Reproduce the material word for word, starting at its first line and ending at the line containing "second-field[interactable]: 00 bbox=[526, 108, 568, 144]".

-- EXTRACTED MATERIAL start --

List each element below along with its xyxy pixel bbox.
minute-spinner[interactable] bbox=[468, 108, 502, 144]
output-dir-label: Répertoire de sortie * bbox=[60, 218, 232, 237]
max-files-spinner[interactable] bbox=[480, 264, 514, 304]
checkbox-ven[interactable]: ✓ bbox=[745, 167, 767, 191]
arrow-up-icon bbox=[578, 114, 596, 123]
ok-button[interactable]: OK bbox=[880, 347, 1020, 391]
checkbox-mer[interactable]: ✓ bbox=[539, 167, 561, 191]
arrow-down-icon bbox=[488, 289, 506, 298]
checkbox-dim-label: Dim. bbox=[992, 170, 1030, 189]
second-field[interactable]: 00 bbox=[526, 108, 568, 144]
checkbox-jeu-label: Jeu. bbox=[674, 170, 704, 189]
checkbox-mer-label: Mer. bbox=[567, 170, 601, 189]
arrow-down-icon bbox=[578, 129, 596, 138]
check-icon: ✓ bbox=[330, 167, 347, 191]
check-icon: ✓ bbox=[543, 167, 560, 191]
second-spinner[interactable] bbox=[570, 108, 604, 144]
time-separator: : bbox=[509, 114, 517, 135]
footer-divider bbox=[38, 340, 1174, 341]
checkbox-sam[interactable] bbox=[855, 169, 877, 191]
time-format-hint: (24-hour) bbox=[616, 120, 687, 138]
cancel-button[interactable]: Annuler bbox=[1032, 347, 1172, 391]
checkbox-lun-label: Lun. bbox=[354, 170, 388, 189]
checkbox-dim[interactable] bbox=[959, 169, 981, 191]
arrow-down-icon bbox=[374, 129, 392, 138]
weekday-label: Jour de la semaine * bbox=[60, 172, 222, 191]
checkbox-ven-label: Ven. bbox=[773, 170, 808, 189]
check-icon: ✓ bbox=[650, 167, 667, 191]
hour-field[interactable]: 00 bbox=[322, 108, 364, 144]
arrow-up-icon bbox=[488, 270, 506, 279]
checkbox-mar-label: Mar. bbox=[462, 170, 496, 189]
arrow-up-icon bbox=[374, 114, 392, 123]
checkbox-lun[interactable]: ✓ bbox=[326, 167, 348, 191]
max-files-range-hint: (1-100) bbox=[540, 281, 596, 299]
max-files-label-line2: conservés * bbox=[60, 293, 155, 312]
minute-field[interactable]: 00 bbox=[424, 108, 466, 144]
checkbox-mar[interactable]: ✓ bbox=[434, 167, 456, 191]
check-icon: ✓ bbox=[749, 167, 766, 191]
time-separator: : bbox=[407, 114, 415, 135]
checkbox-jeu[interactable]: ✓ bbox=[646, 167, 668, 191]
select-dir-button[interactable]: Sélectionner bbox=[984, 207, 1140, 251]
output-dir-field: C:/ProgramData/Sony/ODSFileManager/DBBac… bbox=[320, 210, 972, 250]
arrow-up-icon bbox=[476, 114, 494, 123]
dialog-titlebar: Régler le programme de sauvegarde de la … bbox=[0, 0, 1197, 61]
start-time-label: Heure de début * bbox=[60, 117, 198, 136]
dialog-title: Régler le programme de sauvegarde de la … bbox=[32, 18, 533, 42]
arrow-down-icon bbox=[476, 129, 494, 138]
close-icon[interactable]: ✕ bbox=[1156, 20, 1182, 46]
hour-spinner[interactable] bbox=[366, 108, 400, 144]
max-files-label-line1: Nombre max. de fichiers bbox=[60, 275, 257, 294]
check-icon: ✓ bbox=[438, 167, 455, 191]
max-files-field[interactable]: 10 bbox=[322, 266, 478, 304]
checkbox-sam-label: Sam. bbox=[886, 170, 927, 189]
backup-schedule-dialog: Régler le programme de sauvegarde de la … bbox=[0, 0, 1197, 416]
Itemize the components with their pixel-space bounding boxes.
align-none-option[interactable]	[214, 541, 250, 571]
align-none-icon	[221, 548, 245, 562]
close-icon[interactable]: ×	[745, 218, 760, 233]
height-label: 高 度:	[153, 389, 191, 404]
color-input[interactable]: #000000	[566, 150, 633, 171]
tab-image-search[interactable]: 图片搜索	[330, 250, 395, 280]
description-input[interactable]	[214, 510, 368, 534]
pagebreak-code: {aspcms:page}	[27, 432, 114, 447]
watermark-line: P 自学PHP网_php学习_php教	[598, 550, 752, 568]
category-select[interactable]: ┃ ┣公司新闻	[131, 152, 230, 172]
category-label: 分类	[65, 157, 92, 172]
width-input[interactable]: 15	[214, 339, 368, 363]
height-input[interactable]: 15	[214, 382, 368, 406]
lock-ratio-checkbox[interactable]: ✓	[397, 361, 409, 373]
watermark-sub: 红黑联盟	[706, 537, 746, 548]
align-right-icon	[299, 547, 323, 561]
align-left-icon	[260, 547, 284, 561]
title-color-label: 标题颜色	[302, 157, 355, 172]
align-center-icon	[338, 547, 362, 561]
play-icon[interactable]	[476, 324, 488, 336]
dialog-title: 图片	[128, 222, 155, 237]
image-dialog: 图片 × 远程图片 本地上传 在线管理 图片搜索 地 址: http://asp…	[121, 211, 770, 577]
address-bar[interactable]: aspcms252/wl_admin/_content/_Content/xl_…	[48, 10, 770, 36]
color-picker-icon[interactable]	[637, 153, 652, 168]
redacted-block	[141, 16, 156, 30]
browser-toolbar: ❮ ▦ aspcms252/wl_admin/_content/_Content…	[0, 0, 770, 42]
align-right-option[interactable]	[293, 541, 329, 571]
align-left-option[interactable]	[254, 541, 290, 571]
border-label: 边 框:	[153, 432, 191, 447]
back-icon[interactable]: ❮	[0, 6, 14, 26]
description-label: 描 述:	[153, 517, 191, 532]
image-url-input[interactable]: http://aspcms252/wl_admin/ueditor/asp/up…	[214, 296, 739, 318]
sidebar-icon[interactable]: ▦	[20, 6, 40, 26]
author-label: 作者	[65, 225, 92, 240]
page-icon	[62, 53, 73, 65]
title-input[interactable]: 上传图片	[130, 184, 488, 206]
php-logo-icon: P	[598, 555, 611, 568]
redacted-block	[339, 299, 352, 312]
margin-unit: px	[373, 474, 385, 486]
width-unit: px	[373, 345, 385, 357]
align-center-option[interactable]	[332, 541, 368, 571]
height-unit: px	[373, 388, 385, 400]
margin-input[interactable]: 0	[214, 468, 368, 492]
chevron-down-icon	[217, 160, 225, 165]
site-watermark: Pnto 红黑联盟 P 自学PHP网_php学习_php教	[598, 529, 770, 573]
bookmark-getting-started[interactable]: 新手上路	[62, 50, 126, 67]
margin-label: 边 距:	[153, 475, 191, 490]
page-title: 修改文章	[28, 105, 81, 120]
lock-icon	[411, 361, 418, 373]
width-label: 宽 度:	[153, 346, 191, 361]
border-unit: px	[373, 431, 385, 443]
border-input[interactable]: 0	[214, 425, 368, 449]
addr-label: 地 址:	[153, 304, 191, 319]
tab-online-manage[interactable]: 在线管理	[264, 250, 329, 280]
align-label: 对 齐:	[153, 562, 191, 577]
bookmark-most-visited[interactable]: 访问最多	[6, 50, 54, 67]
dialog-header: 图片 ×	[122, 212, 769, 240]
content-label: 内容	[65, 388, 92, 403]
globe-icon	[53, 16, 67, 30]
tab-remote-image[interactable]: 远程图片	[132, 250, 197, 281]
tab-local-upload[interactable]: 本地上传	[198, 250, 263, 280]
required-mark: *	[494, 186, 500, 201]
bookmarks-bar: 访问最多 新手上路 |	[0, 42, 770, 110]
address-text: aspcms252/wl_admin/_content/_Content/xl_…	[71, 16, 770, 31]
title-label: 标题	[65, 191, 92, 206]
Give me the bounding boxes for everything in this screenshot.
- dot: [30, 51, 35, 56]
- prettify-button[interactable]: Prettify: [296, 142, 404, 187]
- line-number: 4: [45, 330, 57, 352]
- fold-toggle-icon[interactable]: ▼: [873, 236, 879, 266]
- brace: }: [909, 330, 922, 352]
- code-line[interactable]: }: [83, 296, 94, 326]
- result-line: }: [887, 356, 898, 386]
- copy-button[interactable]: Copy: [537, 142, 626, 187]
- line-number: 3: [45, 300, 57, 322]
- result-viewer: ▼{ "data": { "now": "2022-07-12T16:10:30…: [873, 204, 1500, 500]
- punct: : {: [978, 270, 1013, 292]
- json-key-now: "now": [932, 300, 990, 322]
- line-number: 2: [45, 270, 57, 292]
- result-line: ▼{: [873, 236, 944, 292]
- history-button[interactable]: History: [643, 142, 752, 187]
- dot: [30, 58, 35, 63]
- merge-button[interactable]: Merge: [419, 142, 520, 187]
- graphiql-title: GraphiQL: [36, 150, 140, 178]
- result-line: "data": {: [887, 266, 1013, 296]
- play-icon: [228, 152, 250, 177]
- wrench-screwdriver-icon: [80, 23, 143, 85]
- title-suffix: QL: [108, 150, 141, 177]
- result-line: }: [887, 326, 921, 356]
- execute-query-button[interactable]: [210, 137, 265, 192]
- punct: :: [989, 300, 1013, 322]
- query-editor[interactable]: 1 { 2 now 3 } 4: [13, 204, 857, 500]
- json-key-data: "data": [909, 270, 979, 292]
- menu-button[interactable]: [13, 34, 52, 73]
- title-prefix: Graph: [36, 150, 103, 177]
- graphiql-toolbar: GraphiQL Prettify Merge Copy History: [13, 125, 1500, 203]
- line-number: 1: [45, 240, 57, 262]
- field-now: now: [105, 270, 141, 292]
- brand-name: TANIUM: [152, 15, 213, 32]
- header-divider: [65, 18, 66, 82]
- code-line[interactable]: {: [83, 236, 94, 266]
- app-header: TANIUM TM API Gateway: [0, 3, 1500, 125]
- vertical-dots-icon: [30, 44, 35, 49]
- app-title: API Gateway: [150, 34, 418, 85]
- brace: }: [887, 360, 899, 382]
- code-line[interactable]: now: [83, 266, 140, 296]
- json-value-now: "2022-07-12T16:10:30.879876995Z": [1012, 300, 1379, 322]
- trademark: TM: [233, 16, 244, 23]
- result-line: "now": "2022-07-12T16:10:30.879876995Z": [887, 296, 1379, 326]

-- EXTRACTED MATERIAL end --

* TASK RESPONSE:
List each element below along with its xyxy pixel bbox.
minute-spinner[interactable] bbox=[468, 108, 502, 144]
output-dir-label: Répertoire de sortie * bbox=[60, 218, 232, 237]
max-files-spinner[interactable] bbox=[480, 264, 514, 304]
checkbox-ven[interactable]: ✓ bbox=[745, 167, 767, 191]
arrow-up-icon bbox=[578, 114, 596, 123]
ok-button[interactable]: OK bbox=[880, 347, 1020, 391]
checkbox-mer[interactable]: ✓ bbox=[539, 167, 561, 191]
arrow-down-icon bbox=[488, 289, 506, 298]
checkbox-dim-label: Dim. bbox=[992, 170, 1030, 189]
second-field[interactable]: 00 bbox=[526, 108, 568, 144]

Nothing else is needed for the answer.